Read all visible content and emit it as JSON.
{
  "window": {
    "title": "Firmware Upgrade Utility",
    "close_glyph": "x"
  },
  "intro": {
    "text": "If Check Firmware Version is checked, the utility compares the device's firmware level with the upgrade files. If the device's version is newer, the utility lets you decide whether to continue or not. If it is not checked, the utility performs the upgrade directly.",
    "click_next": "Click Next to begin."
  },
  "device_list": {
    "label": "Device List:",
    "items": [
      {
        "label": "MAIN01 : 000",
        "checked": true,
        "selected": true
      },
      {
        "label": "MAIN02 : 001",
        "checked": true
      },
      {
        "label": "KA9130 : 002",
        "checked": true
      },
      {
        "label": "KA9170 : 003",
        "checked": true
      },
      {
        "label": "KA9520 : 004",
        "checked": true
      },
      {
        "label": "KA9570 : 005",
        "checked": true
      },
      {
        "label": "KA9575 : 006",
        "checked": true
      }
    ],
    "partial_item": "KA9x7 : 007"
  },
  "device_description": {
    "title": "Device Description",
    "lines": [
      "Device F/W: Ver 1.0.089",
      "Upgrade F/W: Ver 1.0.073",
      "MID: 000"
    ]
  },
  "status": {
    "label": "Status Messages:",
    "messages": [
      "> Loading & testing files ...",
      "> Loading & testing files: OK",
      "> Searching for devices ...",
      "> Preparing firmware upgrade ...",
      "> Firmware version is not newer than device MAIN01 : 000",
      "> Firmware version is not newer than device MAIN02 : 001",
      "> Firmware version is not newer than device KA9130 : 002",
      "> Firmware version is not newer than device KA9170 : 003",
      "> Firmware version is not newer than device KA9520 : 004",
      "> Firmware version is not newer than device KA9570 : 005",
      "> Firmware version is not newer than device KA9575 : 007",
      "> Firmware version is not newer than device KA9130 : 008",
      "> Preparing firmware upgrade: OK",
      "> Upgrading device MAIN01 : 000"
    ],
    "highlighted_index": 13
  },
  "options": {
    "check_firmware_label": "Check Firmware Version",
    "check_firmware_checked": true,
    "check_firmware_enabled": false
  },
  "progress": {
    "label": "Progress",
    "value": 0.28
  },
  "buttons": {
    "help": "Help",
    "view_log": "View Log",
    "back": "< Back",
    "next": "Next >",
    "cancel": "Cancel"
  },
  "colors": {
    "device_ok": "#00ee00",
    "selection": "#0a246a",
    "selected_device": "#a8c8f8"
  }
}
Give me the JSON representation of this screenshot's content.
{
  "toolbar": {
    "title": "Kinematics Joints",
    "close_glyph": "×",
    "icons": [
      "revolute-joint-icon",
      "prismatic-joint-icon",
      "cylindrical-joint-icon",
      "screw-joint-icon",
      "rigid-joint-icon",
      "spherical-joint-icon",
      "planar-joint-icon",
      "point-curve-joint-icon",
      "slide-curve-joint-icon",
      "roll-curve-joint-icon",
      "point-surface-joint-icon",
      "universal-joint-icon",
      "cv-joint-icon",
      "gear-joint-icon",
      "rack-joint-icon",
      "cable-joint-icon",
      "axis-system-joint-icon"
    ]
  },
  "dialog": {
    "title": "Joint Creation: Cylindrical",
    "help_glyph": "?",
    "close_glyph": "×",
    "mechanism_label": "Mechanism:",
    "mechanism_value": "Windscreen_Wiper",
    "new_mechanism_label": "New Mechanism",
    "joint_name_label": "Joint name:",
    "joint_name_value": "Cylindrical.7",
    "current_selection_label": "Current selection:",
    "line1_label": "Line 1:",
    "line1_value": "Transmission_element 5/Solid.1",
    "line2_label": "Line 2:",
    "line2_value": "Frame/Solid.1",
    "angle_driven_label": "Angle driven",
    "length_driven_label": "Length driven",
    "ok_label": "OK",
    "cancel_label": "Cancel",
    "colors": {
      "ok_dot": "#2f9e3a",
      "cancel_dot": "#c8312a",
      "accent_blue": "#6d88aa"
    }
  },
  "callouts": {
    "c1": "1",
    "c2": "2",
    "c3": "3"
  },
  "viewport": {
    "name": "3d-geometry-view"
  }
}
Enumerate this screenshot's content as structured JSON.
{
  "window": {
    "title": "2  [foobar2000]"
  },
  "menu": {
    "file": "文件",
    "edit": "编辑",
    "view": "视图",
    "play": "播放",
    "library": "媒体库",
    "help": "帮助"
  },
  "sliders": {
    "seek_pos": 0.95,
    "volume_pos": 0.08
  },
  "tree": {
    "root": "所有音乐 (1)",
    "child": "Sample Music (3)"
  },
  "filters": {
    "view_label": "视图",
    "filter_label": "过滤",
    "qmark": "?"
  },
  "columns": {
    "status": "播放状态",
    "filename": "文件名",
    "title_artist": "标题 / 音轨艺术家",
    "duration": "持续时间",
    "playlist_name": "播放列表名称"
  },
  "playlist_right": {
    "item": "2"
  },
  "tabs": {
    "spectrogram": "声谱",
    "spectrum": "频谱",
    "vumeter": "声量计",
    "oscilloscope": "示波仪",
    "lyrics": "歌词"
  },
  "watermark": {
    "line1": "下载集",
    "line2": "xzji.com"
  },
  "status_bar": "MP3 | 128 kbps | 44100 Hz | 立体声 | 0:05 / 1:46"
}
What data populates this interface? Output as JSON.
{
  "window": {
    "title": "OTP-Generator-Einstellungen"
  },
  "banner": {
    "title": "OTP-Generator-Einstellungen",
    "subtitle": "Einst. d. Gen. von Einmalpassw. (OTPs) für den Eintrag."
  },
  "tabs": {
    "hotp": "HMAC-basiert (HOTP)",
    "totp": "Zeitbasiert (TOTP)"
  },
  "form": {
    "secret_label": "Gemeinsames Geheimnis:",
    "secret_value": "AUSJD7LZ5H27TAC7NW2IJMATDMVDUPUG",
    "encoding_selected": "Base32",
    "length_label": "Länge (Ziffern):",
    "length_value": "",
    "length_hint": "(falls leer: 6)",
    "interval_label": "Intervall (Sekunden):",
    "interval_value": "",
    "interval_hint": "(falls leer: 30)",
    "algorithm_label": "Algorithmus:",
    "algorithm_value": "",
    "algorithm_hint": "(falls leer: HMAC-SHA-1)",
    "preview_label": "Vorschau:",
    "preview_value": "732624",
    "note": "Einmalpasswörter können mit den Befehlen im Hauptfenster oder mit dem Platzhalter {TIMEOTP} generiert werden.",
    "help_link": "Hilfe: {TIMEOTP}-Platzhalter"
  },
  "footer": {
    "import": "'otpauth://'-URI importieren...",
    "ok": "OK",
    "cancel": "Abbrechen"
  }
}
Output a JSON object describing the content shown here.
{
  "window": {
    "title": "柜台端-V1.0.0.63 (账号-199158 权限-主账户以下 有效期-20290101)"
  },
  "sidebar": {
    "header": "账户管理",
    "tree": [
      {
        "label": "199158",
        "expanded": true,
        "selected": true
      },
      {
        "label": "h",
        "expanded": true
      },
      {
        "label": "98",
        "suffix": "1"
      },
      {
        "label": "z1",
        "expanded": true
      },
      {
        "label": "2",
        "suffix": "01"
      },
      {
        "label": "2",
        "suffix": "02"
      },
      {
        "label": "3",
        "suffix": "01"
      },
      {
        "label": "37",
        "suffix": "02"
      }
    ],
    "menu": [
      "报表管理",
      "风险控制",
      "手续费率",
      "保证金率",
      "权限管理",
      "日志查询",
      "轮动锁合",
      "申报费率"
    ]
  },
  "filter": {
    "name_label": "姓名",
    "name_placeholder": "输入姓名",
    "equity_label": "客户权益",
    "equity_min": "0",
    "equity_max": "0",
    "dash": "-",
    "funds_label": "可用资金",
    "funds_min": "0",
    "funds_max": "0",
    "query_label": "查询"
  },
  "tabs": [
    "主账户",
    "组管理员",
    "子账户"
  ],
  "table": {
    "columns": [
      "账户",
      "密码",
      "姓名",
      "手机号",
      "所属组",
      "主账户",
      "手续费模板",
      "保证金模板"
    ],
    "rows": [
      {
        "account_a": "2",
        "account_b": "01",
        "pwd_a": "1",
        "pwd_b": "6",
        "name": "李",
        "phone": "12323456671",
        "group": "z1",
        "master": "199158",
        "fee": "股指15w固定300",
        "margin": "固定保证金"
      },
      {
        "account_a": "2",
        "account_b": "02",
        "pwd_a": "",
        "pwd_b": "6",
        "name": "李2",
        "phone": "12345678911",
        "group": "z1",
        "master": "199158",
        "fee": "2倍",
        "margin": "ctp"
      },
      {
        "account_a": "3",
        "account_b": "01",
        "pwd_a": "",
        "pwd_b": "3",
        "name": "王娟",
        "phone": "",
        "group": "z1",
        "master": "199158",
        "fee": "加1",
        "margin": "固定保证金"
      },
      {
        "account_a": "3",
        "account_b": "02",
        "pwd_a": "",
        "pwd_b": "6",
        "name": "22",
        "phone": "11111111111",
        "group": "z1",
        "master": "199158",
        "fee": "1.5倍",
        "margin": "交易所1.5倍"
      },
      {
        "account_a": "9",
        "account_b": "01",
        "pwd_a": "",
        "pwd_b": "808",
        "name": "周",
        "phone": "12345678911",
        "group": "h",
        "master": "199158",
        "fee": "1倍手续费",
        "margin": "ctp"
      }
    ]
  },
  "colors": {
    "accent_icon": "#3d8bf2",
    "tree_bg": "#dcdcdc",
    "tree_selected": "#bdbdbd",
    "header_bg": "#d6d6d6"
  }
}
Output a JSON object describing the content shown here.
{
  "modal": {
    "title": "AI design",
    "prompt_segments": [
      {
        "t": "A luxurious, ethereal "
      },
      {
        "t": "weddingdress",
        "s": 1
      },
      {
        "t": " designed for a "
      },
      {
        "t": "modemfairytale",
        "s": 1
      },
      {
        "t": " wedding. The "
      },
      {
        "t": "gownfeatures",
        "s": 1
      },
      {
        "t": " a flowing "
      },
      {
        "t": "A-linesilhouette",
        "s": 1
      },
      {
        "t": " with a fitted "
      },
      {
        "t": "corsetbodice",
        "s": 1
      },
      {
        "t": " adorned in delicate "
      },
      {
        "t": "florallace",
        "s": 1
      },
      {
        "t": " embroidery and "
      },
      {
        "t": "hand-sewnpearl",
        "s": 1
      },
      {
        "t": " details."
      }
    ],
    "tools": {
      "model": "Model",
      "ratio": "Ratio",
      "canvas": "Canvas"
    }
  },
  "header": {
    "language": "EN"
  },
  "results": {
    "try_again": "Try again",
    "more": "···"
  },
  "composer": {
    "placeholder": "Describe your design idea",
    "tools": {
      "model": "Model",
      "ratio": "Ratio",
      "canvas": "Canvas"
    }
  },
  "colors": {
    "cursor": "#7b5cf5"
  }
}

* TASK
Say how many lines hold the word "driven", giving the number and nothing else.

* EXERCISE ANSWER
2